Task to carry out: Examine the entries and show every line in which the word "window" is found.

Available records:
○ ○ ○ ○ ○
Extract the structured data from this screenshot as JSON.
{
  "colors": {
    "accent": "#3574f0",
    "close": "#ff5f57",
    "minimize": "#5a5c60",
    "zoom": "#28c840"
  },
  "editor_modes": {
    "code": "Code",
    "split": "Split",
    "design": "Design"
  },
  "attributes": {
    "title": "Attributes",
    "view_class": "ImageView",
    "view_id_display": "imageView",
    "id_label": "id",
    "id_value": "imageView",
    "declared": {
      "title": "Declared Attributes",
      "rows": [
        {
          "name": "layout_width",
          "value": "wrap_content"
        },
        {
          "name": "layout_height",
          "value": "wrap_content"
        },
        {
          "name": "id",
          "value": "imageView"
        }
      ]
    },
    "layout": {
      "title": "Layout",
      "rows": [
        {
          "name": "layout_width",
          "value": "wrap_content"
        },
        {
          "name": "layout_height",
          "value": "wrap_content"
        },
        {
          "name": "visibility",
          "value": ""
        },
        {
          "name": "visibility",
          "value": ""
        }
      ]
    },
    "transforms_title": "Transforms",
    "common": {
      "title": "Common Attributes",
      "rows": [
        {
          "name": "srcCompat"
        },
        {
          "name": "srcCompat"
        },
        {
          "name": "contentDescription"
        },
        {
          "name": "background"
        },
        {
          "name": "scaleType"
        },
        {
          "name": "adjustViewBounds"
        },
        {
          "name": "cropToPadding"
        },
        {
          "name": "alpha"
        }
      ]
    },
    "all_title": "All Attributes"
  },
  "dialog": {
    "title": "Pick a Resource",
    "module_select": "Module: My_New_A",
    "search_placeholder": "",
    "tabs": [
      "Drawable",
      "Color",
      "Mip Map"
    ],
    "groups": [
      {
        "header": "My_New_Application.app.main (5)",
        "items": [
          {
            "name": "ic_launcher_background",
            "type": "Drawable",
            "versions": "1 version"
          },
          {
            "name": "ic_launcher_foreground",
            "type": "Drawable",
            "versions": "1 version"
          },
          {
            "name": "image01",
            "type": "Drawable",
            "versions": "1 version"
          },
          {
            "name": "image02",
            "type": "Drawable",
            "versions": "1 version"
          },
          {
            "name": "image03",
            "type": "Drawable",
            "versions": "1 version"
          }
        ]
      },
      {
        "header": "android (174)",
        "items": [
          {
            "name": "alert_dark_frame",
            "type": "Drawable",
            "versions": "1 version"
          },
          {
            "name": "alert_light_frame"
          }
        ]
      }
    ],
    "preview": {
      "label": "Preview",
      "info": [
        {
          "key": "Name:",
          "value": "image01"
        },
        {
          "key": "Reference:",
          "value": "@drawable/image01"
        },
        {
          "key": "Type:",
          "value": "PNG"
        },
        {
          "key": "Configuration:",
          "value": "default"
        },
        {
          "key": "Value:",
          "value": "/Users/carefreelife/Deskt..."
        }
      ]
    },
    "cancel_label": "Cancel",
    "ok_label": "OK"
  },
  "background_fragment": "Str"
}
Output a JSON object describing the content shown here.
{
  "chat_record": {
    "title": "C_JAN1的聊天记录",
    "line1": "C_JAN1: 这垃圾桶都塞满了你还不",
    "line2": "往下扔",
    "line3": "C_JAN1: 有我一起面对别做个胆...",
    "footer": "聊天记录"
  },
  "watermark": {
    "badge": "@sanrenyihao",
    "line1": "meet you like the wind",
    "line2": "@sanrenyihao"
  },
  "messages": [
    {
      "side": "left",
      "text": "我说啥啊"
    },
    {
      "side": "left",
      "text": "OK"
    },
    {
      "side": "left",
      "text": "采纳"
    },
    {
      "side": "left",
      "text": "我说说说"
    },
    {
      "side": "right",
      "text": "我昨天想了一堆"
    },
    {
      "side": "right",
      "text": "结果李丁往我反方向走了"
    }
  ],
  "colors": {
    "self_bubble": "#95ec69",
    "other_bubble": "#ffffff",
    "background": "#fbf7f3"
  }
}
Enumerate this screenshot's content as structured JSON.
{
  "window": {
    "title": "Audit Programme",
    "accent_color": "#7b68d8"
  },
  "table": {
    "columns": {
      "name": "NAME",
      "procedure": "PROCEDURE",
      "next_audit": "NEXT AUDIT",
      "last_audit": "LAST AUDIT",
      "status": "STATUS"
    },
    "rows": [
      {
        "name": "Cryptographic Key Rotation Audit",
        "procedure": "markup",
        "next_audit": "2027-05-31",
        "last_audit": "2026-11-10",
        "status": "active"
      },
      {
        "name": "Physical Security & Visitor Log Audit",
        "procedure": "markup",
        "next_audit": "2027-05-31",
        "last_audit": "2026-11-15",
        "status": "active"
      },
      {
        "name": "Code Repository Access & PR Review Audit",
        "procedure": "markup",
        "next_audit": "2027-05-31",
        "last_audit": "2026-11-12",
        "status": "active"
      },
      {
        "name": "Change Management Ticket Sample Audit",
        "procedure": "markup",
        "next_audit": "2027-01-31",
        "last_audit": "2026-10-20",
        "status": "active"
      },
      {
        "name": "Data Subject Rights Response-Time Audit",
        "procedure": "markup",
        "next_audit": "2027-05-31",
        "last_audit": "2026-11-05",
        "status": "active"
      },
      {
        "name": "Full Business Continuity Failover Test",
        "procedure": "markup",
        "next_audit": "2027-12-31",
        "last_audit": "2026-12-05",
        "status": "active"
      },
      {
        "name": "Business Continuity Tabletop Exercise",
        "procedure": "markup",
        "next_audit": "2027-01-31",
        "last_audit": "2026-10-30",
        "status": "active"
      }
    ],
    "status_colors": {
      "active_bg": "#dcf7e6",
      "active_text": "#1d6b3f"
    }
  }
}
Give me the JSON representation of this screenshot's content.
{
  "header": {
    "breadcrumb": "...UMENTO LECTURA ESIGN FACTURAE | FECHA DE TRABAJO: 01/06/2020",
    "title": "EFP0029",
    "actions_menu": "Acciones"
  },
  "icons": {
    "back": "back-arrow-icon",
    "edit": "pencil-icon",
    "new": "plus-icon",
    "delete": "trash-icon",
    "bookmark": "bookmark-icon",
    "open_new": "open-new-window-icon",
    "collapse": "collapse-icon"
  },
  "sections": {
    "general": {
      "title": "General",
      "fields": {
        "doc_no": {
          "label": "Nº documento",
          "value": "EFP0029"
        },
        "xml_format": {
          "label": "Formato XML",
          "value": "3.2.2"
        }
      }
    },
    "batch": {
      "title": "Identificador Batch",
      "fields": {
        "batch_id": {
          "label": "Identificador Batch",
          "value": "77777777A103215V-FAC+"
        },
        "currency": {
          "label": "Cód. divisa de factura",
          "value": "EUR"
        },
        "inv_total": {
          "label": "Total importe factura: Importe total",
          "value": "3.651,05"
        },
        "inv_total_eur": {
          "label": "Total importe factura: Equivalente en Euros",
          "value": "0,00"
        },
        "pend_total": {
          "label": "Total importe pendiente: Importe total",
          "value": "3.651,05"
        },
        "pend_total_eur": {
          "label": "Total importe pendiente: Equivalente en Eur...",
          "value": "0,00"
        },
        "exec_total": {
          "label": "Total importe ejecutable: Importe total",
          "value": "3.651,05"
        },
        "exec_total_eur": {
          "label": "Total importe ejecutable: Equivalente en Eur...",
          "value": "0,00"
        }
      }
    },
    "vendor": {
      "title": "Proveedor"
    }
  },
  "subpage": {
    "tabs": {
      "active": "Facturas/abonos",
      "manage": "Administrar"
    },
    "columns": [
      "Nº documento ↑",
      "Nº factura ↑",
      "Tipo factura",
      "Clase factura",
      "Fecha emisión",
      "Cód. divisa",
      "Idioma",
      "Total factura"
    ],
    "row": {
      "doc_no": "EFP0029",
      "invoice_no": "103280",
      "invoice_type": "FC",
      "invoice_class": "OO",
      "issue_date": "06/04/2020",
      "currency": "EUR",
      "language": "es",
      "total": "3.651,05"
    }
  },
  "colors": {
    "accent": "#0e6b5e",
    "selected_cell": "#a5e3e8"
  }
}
○ ○ ○ ○ ○
Task response:
  "window": {
    "open_new": "open-new-window-icon",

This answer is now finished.